- [Exercise] Each record below is to be copied word for word, with pictures removed.
**** Dataset excerpts
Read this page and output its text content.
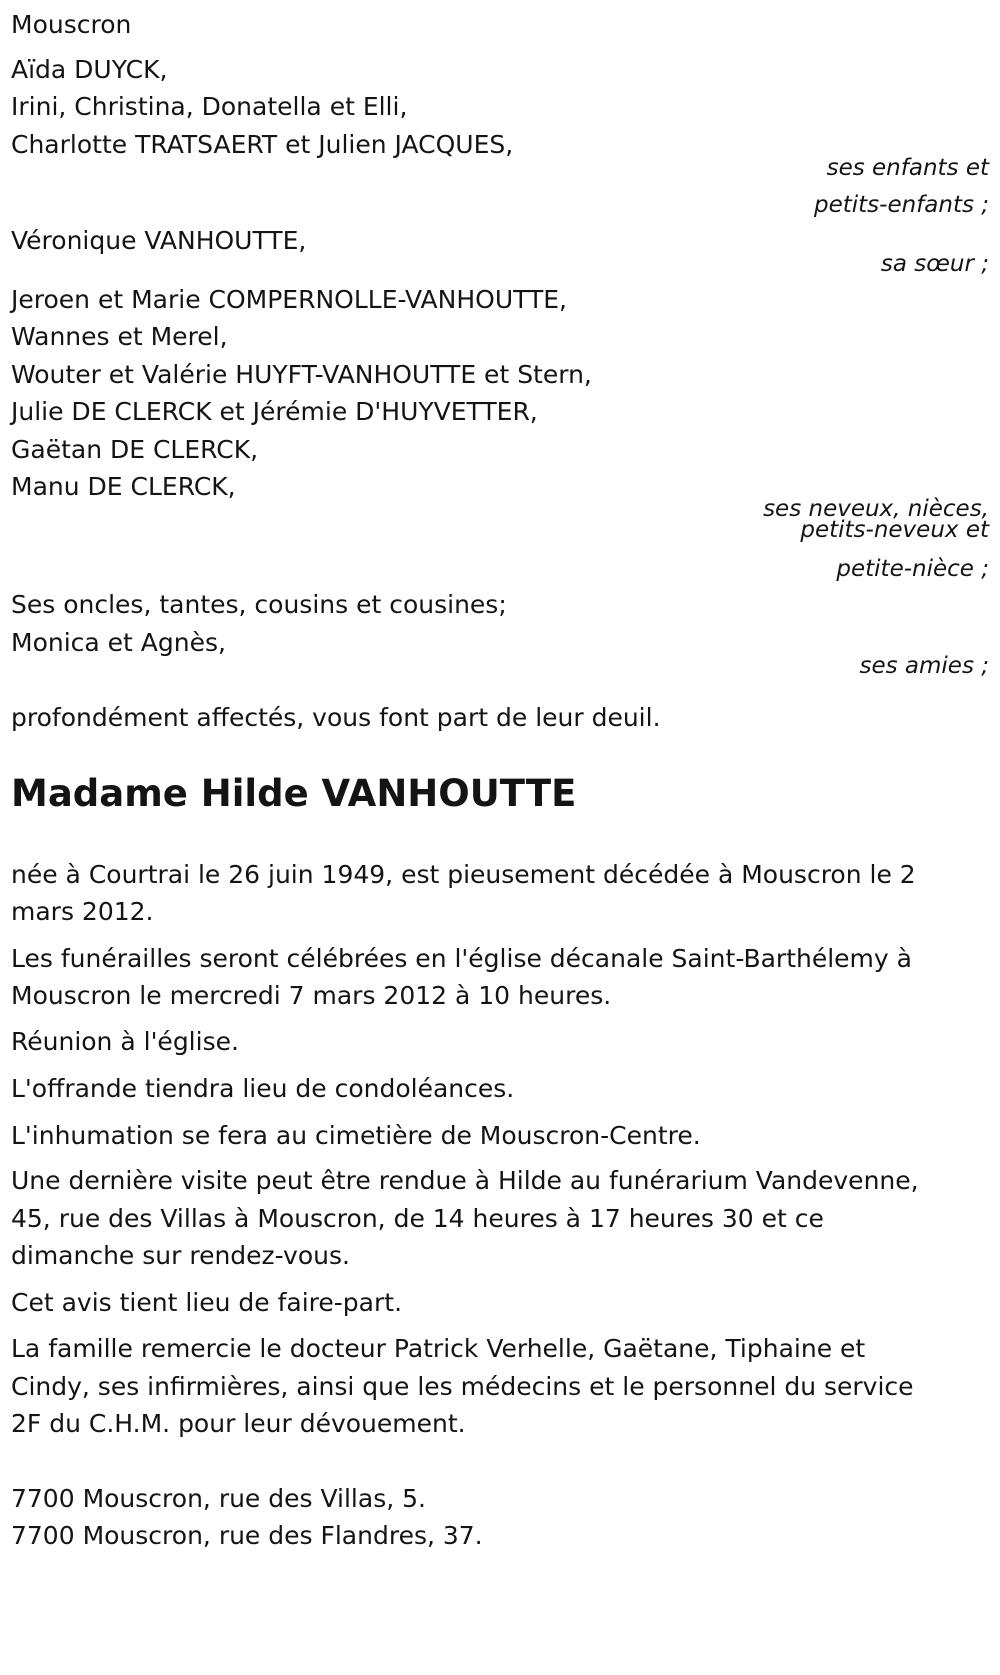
Mouscron
Aïda DUYCK,
Irini, Christina, Donatella et Elli,
Charlotte TRATSAERT et Julien JACQUES,
ses enfants et
petits-enfants ;
Véronique VANHOUTTE,
sa sœur ;
Jeroen et Marie COMPERNOLLE-VANHOUTTE,
Wannes et Merel,
Wouter et Valérie HUYFT-VANHOUTTE et Stern,
Julie DE CLERCK et Jérémie D'HUYVETTER,
Gaëtan DE CLERCK,
Manu DE CLERCK,
ses neveux, nièces,
petits-neveux et
petite-nièce ;
Ses oncles, tantes, cousins et cousines;
Monica et Agnès,
ses amies ;
profondément affectés, vous font part de leur deuil.
Madame Hilde VANHOUTTE
née à Courtrai le 26 juin 1949, est pieusement décédée à Mouscron le 2
mars 2012.
Les funérailles seront célébrées en l'église décanale Saint-Barthélemy à
Mouscron le mercredi 7 mars 2012 à 10 heures.
Réunion à l'église.
L'offrande tiendra lieu de condoléances.
L'inhumation se fera au cimetière de Mouscron-Centre.
Une dernière visite peut être rendue à Hilde au funérarium Vandevenne,
45, rue des Villas à Mouscron, de 14 heures à 17 heures 30 et ce
dimanche sur rendez-vous.
Cet avis tient lieu de faire-part.
La famille remercie le docteur Patrick Verhelle, Gaëtane, Tiphaine et
Cindy, ses infirmières, ainsi que les médecins et le personnel du service
2F du C.H.M. pour leur dévouement.
7700 Mouscron, rue des Villas, 5.
7700 Mouscron, rue des Flandres, 37.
********
- [Written solution]
Read this page and output its text content.
Mouscron
Aïda DUYCK,
Irini, Christina, Donatella et Elli,
Charlotte TRATSAERT et Julien JACQUES,
ses enfants et
petits-enfants ;
Véronique VANHOUTTE,
sa sœur ;
Jeroen et Marie COMPERNOLLE-VANHOUTTE,
Wannes et Merel,
Wouter et Valérie HUYFT-VANHOUTTE et Stern,
Julie DE CLERCK et Jérémie D'HUYVETTER,
Gaëtan DE CLERCK,
Manu DE CLERCK,
ses neveux, nièces,
petits-neveux et
petite-nièce ;
Ses oncles, tantes, cousins et cousines;
Monica et Agnès,
ses amies ;
profondément affectés, vous font part de leur deuil.
Madame Hilde VANHOUTTE
née à Courtrai le 26 juin 1949, est pieusement décédée à Mouscron le 2
mars 2012.
Les funérailles seront célébrées en l'église décanale Saint-Barthélemy à
Mouscron le mercredi 7 mars 2012 à 10 heures.
Réunion à l'église.
L'offrande tiendra lieu de condoléances.
L'inhumation se fera au cimetière de Mouscron-Centre.
Une dernière visite peut être rendue à Hilde au funérarium Vandevenne,
45, rue des Villas à Mouscron, de 14 heures à 17 heures 30 et ce
dimanche sur rendez-vous.
Cet avis tient lieu de faire-part.
La famille remercie le docteur Patrick Verhelle, Gaëtane, Tiphaine et
Cindy, ses infirmières, ainsi que les médecins et le personnel du service
2F du C.H.M. pour leur dévouement.
7700 Mouscron, rue des Villas, 5.
7700 Mouscron, rue des Flandres, 37.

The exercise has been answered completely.